[Records from a data source]
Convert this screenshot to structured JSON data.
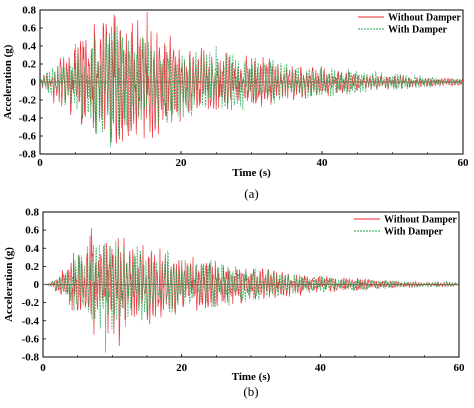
{
  "colors": {
    "without": "#e8242c",
    "with": "#1aa64a"
  },
  "chart_data": [
    {
      "type": "line",
      "caption": "(a)",
      "title": "",
      "xlabel": "Time (s)",
      "ylabel": "Acceleration (g)",
      "xlim": [
        0,
        60
      ],
      "ylim": [
        -0.8,
        0.8
      ],
      "xticks": [
        "0",
        "20",
        "40",
        "60"
      ],
      "yticks": [
        "0.8",
        "0.6",
        "0.4",
        "0.2",
        "0",
        "-0.2",
        "-0.4",
        "-0.6",
        "-0.8"
      ],
      "legend_position": "top-right",
      "series": [
        {
          "name": "Without Damper",
          "style": "solid",
          "envelope": {
            "t": [
              0,
              2,
              4,
              6,
              8,
              10,
              12,
              14,
              16,
              18,
              20,
              22,
              24,
              26,
              28,
              30,
              32,
              34,
              36,
              38,
              40,
              42,
              44,
              46,
              48,
              50,
              52,
              54,
              56,
              58,
              60
            ],
            "amp": [
              0.04,
              0.25,
              0.4,
              0.55,
              0.7,
              0.75,
              0.72,
              0.7,
              0.68,
              0.6,
              0.5,
              0.4,
              0.35,
              0.35,
              0.3,
              0.3,
              0.28,
              0.25,
              0.22,
              0.2,
              0.18,
              0.15,
              0.12,
              0.1,
              0.1,
              0.09,
              0.08,
              0.06,
              0.05,
              0.05,
              0.04
            ]
          },
          "peaks": [
            {
              "t": 10.5,
              "v": 0.75
            },
            {
              "t": 15.2,
              "v": 0.78
            },
            {
              "t": 12.5,
              "v": -0.6
            }
          ]
        },
        {
          "name": "With Damper",
          "style": "dashed",
          "envelope": {
            "t": [
              0,
              2,
              4,
              6,
              8,
              10,
              12,
              14,
              16,
              18,
              20,
              22,
              24,
              26,
              28,
              30,
              32,
              34,
              36,
              38,
              40,
              42,
              44,
              46,
              48,
              50,
              52,
              54,
              56,
              58,
              60
            ],
            "amp": [
              0.04,
              0.22,
              0.35,
              0.5,
              0.62,
              0.68,
              0.65,
              0.58,
              0.55,
              0.5,
              0.42,
              0.38,
              0.4,
              0.38,
              0.35,
              0.3,
              0.3,
              0.25,
              0.22,
              0.2,
              0.18,
              0.16,
              0.15,
              0.13,
              0.12,
              0.1,
              0.1,
              0.08,
              0.06,
              0.05,
              0.04
            ]
          },
          "peaks": [
            {
              "t": 10.0,
              "v": -0.72
            },
            {
              "t": 25.0,
              "v": 0.4
            }
          ]
        }
      ]
    },
    {
      "type": "line",
      "caption": "(b)",
      "title": "",
      "xlabel": "Time (s)",
      "ylabel": "Acceleration (g)",
      "xlim": [
        0,
        60
      ],
      "ylim": [
        -0.8,
        0.8
      ],
      "xticks": [
        "0",
        "20",
        "40",
        "60"
      ],
      "yticks": [
        "0.8",
        "0.6",
        "0.4",
        "0.2",
        "0",
        "-0.2",
        "-0.4",
        "-0.6",
        "-0.8"
      ],
      "legend_position": "top-right",
      "series": [
        {
          "name": "Without Damper",
          "style": "solid",
          "envelope": {
            "t": [
              0,
              1,
              2,
              4,
              6,
              8,
              10,
              12,
              14,
              16,
              18,
              20,
              22,
              24,
              26,
              28,
              30,
              32,
              34,
              36,
              38,
              40,
              42,
              44,
              46,
              48,
              50,
              52,
              54,
              56,
              58,
              60
            ],
            "amp": [
              0,
              0.02,
              0.1,
              0.3,
              0.55,
              0.6,
              0.58,
              0.55,
              0.5,
              0.45,
              0.4,
              0.35,
              0.3,
              0.3,
              0.28,
              0.25,
              0.22,
              0.2,
              0.17,
              0.15,
              0.12,
              0.1,
              0.09,
              0.08,
              0.08,
              0.06,
              0.05,
              0.04,
              0.03,
              0.03,
              0.03,
              0.02
            ]
          },
          "peaks": [
            {
              "t": 7.0,
              "v": 0.62
            },
            {
              "t": 11.0,
              "v": -0.68
            }
          ]
        },
        {
          "name": "With Damper",
          "style": "dashed",
          "envelope": {
            "t": [
              0,
              1,
              2,
              4,
              6,
              8,
              10,
              12,
              14,
              16,
              18,
              20,
              22,
              24,
              26,
              28,
              30,
              32,
              34,
              36,
              38,
              40,
              42,
              44,
              46,
              48,
              50,
              52,
              54,
              56,
              58,
              60
            ],
            "amp": [
              0,
              0.02,
              0.08,
              0.25,
              0.45,
              0.55,
              0.55,
              0.5,
              0.48,
              0.45,
              0.4,
              0.35,
              0.3,
              0.28,
              0.25,
              0.22,
              0.2,
              0.18,
              0.15,
              0.13,
              0.1,
              0.1,
              0.08,
              0.08,
              0.07,
              0.06,
              0.05,
              0.04,
              0.03,
              0.03,
              0.03,
              0.02
            ]
          },
          "peaks": [
            {
              "t": 9.0,
              "v": -0.75
            }
          ]
        }
      ]
    }
  ]
}
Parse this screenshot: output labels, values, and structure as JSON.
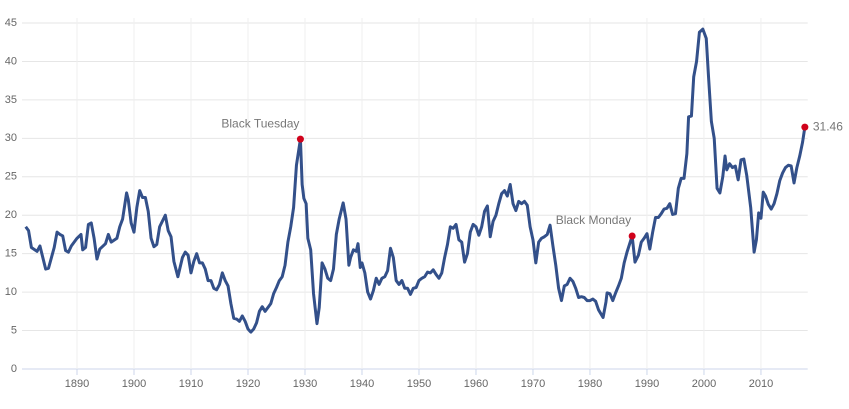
{
  "chart_data": {
    "type": "line",
    "color": "#33508a",
    "marker_color": "#d0021b",
    "grid": true,
    "xlim": [
      1881,
      2018.2
    ],
    "ylim": [
      0,
      45
    ],
    "xticks": [
      1890,
      1900,
      1910,
      1920,
      1930,
      1940,
      1950,
      1960,
      1970,
      1980,
      1990,
      2000,
      2010
    ],
    "yticks": [
      0,
      5,
      10,
      15,
      20,
      25,
      30,
      35,
      40,
      45
    ],
    "x": [
      1881,
      1881.5,
      1882,
      1883,
      1883.5,
      1884,
      1884.5,
      1885,
      1886,
      1886.5,
      1887,
      1887.5,
      1888,
      1888.5,
      1889,
      1890,
      1890.7,
      1891,
      1891.5,
      1892,
      1892.5,
      1893,
      1893.5,
      1894,
      1895,
      1895.5,
      1896,
      1897,
      1897.5,
      1898,
      1898.7,
      1899,
      1899.5,
      1900,
      1900.5,
      1901,
      1901.5,
      1902,
      1902.5,
      1903,
      1903.5,
      1904,
      1904.5,
      1905.5,
      1906,
      1906.5,
      1907,
      1907.7,
      1908.5,
      1909,
      1909.5,
      1910,
      1910.5,
      1911,
      1911.5,
      1912,
      1912.5,
      1913,
      1913.5,
      1914,
      1914.5,
      1915,
      1915.5,
      1916,
      1916.5,
      1917,
      1917.5,
      1918,
      1918.5,
      1919,
      1919.5,
      1920,
      1920.5,
      1921,
      1921.5,
      1922,
      1922.5,
      1923,
      1923.5,
      1924,
      1924.5,
      1925,
      1925.5,
      1926,
      1926.5,
      1927,
      1927.5,
      1928,
      1928.5,
      1929.2,
      1929.5,
      1929.8,
      1930.2,
      1930.5,
      1931,
      1931.5,
      1932.1,
      1932.5,
      1933,
      1933.5,
      1934,
      1934.5,
      1935,
      1935.5,
      1936,
      1936.7,
      1937.2,
      1937.7,
      1938,
      1938.5,
      1939,
      1939.3,
      1939.7,
      1940,
      1940.5,
      1941,
      1941.5,
      1942,
      1942.5,
      1943,
      1943.5,
      1944,
      1944.5,
      1945,
      1945.5,
      1946,
      1946.5,
      1947,
      1947.5,
      1948,
      1948.5,
      1949,
      1949.5,
      1950,
      1950.5,
      1951,
      1951.5,
      1952,
      1952.5,
      1953,
      1953.5,
      1954,
      1954.5,
      1955,
      1955.5,
      1956,
      1956.5,
      1957,
      1957.5,
      1958,
      1958.5,
      1959,
      1959.5,
      1960,
      1960.5,
      1961,
      1961.5,
      1962,
      1962.5,
      1963,
      1963.5,
      1964,
      1964.5,
      1965,
      1965.5,
      1966,
      1966.5,
      1967,
      1967.5,
      1968,
      1968.5,
      1969,
      1969.5,
      1970,
      1970.5,
      1971,
      1971.5,
      1972,
      1972.5,
      1973,
      1973.5,
      1974,
      1974.5,
      1975,
      1975.5,
      1976,
      1976.5,
      1977,
      1977.5,
      1978,
      1978.5,
      1979,
      1979.5,
      1980,
      1980.5,
      1981,
      1981.5,
      1982.3,
      1982.8,
      1983,
      1983.5,
      1984,
      1984.5,
      1985,
      1985.5,
      1986,
      1986.5,
      1987.4,
      1987.9,
      1988.5,
      1989,
      1989.5,
      1990,
      1990.5,
      1991,
      1991.5,
      1992,
      1992.5,
      1993,
      1993.5,
      1994,
      1994.5,
      1995,
      1995.5,
      1996,
      1996.5,
      1997,
      1997.3,
      1997.8,
      1998.2,
      1998.7,
      1999.2,
      1999.8,
      2000.4,
      2000.8,
      2001.3,
      2001.8,
      2002.3,
      2002.8,
      2003.3,
      2003.7,
      2004,
      2004.5,
      2005,
      2005.5,
      2006,
      2006.5,
      2007,
      2007.5,
      2008.2,
      2008.8,
      2009.2,
      2009.6,
      2010,
      2010.4,
      2010.8,
      2011.3,
      2011.8,
      2012.3,
      2012.8,
      2013.3,
      2013.8,
      2014.3,
      2014.8,
      2015.3,
      2015.8,
      2016.3,
      2016.8,
      2017.3,
      2017.7
    ],
    "values": [
      18.5,
      18,
      15.8,
      15.3,
      16,
      14.5,
      13,
      13.1,
      15.8,
      17.8,
      17.5,
      17.3,
      15.4,
      15.2,
      16,
      17,
      17.5,
      15.5,
      15.8,
      18.8,
      19,
      17,
      14.3,
      15.6,
      16.3,
      17.5,
      16.5,
      17,
      18.5,
      19.5,
      22.9,
      22,
      19,
      17.8,
      21,
      23.2,
      22.3,
      22.3,
      20.5,
      17,
      15.9,
      16.2,
      18.5,
      20,
      18,
      17.2,
      14,
      12,
      14.5,
      15.2,
      14.8,
      12.5,
      14,
      15,
      13.8,
      13.8,
      13,
      11.5,
      11.5,
      10.5,
      10.3,
      11,
      12.5,
      11.5,
      10.8,
      8.5,
      6.6,
      6.5,
      6.2,
      6.9,
      6.2,
      5.2,
      4.8,
      5.2,
      6,
      7.5,
      8.1,
      7.5,
      8,
      8.5,
      9.8,
      10.6,
      11.5,
      12,
      13.5,
      16.5,
      18.5,
      21,
      26.5,
      29.9,
      24,
      22.2,
      21.5,
      17,
      15.5,
      9.8,
      5.9,
      8,
      13.8,
      13,
      11.8,
      11.5,
      13,
      17.5,
      19.5,
      21.6,
      19.5,
      13.5,
      14.5,
      15.5,
      15.3,
      16.3,
      13.2,
      13.8,
      12.5,
      10,
      9.1,
      10.2,
      11.8,
      11,
      11.8,
      12,
      12.8,
      15.7,
      14.5,
      11.5,
      11,
      11.5,
      10.5,
      10.5,
      9.7,
      10.5,
      10.6,
      11.5,
      11.8,
      12,
      12.6,
      12.5,
      12.9,
      12.3,
      11.8,
      12.5,
      14.5,
      16.2,
      18.5,
      18.3,
      18.8,
      16.8,
      16.5,
      13.9,
      15,
      17.8,
      18.8,
      18.5,
      17.4,
      18.5,
      20.5,
      21.2,
      17.2,
      19.2,
      20,
      21.5,
      22.8,
      23.2,
      22.5,
      24,
      21.5,
      20.6,
      21.8,
      21.5,
      21.8,
      21.3,
      18.5,
      16.8,
      13.8,
      16.5,
      17,
      17.2,
      17.5,
      18.7,
      16,
      13.5,
      10.5,
      8.9,
      10.8,
      11,
      11.8,
      11.4,
      10.5,
      9.3,
      9.4,
      9.3,
      8.9,
      8.9,
      9.1,
      8.8,
      7.7,
      6.7,
      8.7,
      9.9,
      9.8,
      8.9,
      9.9,
      10.8,
      11.8,
      13.8,
      15.2,
      17.3,
      13.9,
      14.8,
      16.5,
      17,
      17.6,
      15.6,
      17.8,
      19.7,
      19.7,
      20.2,
      20.8,
      20.9,
      21.5,
      20.1,
      20.2,
      23.5,
      24.8,
      24.8,
      28,
      32.8,
      32.9,
      38,
      40,
      43.8,
      44.2,
      43,
      38,
      32.2,
      30,
      23.5,
      22.9,
      25,
      27.7,
      25.9,
      26.7,
      26.2,
      26.4,
      24.6,
      27.2,
      27.3,
      25.2,
      21,
      15.2,
      16.8,
      20.3,
      19.6,
      23,
      22.5,
      21.4,
      20.8,
      21.5,
      22.8,
      24.5,
      25.5,
      26.2,
      26.5,
      26.4,
      24.2,
      26.2,
      27.7,
      29.5,
      31.46
    ],
    "annotations": [
      {
        "label": "Black Tuesday",
        "x": 1929.2,
        "y": 29.9,
        "label_position": "above"
      },
      {
        "label": "Black Monday",
        "x": 1987.4,
        "y": 17.3,
        "label_position": "above"
      },
      {
        "label": "31.46",
        "x": 2017.7,
        "y": 31.46,
        "label_position": "right"
      }
    ]
  }
}
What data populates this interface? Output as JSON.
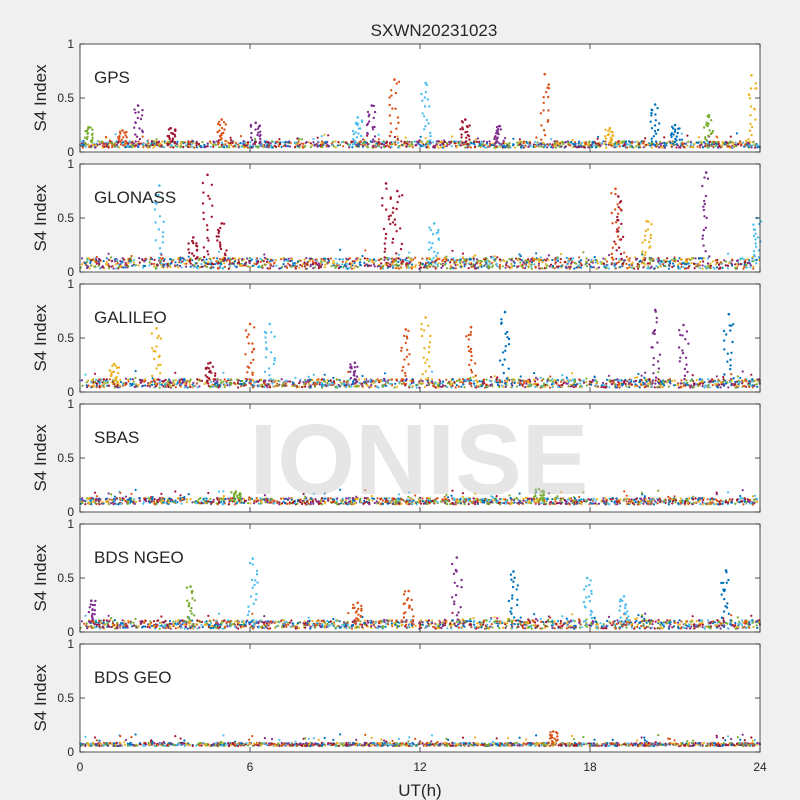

Written request
Go through the records and gather the lines that hold "screenshot".

Task answer
Convert this screenshot to structured JSON data.
Parse this screenshot: output labels, values, and structure as JSON.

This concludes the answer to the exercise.